▶ _Work to complete_: From the listing below, extract every line containing "Wizard".
# # #
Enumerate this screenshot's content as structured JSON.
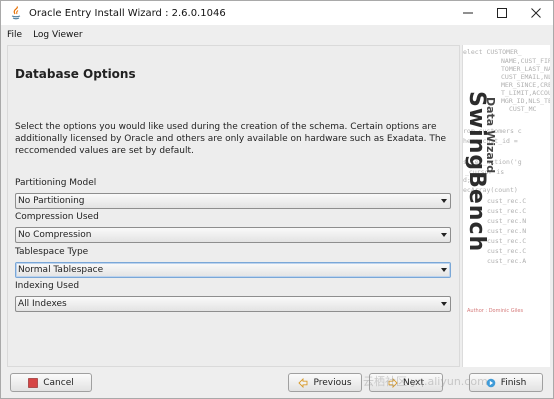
{
  "window": {
    "title": "Oracle Entry Install Wizard : 2.6.0.1046",
    "controls": {
      "minimize": "—",
      "maximize": "☐",
      "close": "✕"
    }
  },
  "menu": {
    "items": [
      "File",
      "Log Viewer"
    ]
  },
  "page": {
    "title": "Database Options",
    "description": "Select the options you would like used during the creation of the schema. Certain options are additionally licensed by Oracle and others are only available on hardware such as Exadata. The reccomended values are set by default."
  },
  "fields": [
    {
      "label": "Partitioning Model",
      "value": "No Partitioning"
    },
    {
      "label": "Compression Used",
      "value": "No Compression"
    },
    {
      "label": "Tablespace Type",
      "value": "Normal Tablespace"
    },
    {
      "label": "Indexing Used",
      "value": "All Indexes"
    }
  ],
  "banner": {
    "brand": "SwingBench",
    "subtitle": "Data Wizard",
    "code_lines": [
      "elect CUSTOMER_",
      "NAME,CUST_FIRST",
      "TOMER_LAST_NAM",
      "CUST_EMAIL,NLS",
      "MER_SINCE,CREDI",
      "T_LIMIT,ACCOUNT",
      "MGR_ID,NLS_TERR",
      "CUST_MC",
      "rom customers c",
      "here cust_id =",
      "",
      "s.set_action('g",
      "_cursor is",
      "d;",
      "ecArray(count)",
      "cust_rec.C",
      "cust_rec.C",
      "cust_rec.N",
      "cust_rec.N",
      "cust_rec.C",
      "cust_rec.C",
      "cust_rec.A"
    ],
    "author": "Author : Dominic Giles"
  },
  "buttons": {
    "cancel": "Cancel",
    "previous": "Previous",
    "next": "Next",
    "finish": "Finish"
  },
  "watermark": "云栖社区 yq.aliyun.com",
  "colors": {
    "cancel_icon": "#d64545",
    "arrow_icon": "#e0a030",
    "finish_icon": "#3f9bd8"
  }
}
# # #
▶ _Reply to the task_:
    "title": "Oracle Entry Install Wizard : 2.6.0.1046",
    "subtitle": "Data Wizard",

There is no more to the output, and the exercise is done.